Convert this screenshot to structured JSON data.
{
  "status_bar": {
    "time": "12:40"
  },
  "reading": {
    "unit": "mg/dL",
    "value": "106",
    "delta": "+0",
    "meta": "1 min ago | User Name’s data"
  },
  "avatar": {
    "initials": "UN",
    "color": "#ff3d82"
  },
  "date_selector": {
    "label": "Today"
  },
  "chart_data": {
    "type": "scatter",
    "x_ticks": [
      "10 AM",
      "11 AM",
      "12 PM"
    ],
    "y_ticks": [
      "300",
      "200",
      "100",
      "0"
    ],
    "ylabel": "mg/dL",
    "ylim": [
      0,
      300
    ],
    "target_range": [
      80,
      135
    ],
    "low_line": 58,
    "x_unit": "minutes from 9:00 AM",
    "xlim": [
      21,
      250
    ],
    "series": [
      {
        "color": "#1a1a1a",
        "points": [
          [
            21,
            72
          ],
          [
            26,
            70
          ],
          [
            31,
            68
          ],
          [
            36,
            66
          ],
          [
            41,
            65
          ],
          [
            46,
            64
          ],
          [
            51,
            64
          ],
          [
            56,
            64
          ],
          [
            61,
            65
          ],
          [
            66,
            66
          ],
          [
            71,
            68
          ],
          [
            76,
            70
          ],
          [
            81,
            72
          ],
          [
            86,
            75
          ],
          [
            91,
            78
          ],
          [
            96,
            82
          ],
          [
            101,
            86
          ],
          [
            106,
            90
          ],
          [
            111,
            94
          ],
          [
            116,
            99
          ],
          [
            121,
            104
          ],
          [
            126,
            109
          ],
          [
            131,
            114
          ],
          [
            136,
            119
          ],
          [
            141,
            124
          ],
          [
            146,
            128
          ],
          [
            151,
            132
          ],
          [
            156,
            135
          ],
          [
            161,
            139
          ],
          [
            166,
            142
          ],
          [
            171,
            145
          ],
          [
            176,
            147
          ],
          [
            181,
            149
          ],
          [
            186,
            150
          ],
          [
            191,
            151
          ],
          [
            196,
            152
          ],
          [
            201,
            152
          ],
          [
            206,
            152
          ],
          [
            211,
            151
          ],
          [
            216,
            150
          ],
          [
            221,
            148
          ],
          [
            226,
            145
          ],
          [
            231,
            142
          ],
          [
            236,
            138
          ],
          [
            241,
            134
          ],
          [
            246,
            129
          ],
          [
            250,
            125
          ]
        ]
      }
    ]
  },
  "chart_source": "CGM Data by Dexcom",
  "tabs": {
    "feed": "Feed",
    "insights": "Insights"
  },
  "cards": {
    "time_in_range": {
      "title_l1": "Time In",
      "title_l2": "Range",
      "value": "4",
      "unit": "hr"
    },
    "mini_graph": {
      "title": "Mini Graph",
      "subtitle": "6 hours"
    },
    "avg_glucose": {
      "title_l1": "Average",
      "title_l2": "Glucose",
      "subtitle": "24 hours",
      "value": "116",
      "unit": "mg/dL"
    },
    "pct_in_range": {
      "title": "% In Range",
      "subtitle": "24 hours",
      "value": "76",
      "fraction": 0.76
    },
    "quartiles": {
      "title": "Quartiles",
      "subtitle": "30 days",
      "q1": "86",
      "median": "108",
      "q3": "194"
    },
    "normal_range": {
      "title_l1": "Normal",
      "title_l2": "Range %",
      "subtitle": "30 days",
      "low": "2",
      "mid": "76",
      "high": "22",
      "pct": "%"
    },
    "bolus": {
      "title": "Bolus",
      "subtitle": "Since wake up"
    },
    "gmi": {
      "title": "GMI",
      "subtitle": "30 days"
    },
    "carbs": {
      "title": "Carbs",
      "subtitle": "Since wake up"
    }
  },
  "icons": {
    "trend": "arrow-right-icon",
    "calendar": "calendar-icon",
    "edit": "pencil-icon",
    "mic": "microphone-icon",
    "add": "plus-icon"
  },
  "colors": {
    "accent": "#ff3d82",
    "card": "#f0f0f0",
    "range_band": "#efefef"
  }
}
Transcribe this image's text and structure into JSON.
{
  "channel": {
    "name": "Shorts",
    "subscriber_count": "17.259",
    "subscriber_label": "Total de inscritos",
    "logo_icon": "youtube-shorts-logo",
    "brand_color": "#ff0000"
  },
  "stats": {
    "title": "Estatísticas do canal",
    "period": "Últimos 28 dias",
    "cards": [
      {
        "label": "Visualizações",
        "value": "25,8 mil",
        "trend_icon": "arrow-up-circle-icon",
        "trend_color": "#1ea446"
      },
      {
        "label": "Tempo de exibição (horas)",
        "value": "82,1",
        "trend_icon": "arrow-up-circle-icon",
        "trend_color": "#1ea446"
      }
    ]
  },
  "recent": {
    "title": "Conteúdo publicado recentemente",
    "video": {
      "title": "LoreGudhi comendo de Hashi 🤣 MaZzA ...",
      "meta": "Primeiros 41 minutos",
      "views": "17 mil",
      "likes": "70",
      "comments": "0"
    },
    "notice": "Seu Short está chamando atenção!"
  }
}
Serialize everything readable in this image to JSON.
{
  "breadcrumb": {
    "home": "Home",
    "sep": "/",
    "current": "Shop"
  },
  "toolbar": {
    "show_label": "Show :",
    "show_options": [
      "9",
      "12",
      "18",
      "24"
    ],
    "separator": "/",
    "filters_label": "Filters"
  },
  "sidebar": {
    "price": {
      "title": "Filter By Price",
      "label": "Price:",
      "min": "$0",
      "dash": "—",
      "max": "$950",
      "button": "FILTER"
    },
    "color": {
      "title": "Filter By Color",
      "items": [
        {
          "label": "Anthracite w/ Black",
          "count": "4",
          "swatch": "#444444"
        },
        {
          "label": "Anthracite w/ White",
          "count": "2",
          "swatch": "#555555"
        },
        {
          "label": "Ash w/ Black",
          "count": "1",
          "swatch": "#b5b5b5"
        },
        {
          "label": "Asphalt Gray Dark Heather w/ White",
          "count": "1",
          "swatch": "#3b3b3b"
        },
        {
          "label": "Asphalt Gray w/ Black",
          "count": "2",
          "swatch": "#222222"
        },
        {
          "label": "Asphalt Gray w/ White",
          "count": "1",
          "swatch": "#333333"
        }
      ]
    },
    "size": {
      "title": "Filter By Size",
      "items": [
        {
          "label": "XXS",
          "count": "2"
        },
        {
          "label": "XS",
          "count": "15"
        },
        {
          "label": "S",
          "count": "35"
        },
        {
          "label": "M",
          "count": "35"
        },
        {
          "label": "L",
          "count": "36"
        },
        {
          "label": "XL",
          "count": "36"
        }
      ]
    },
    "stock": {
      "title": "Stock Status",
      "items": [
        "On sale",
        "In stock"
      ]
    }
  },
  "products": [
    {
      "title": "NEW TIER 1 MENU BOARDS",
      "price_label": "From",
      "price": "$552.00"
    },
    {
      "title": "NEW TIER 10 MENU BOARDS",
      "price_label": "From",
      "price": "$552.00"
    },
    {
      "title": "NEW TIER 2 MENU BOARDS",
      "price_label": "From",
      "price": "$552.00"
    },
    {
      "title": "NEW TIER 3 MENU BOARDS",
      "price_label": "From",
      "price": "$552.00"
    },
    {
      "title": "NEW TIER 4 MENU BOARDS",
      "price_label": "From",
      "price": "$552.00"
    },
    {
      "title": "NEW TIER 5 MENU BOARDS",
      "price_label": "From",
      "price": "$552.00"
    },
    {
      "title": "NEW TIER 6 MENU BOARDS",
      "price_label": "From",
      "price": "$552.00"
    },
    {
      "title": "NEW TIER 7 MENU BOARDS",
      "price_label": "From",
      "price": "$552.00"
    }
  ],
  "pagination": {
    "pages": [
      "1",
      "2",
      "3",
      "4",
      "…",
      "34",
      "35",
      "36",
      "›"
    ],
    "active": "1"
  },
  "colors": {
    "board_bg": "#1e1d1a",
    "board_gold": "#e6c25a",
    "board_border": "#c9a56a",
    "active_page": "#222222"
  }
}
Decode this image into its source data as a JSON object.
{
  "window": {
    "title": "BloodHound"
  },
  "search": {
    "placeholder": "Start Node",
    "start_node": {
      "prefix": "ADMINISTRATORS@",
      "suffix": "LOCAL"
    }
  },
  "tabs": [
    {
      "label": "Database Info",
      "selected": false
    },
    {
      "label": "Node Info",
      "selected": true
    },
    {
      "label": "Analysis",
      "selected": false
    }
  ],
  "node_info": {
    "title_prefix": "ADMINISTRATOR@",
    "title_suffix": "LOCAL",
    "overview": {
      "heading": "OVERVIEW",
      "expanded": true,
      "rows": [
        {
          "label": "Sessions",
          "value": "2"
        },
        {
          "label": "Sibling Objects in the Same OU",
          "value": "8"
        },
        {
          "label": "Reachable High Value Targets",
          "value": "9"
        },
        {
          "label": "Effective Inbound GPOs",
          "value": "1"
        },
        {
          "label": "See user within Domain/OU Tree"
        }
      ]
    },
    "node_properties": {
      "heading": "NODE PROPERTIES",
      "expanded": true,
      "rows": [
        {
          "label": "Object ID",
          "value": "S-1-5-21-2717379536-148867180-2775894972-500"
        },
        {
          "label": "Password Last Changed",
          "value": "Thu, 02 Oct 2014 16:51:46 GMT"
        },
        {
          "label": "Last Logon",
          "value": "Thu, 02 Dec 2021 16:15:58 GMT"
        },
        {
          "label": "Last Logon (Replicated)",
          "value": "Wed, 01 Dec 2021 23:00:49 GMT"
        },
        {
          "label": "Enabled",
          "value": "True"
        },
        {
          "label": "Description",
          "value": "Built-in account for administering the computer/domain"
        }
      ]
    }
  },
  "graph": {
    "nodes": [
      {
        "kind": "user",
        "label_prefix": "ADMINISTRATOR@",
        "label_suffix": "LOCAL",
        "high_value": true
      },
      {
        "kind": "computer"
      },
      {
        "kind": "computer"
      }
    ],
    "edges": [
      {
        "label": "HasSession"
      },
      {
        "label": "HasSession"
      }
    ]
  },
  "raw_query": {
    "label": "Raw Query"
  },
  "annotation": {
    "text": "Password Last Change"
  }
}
--
Directive - Count how many lines in the data above hold the string "JSON", and give the number with no other words.

Answer to the problem - 4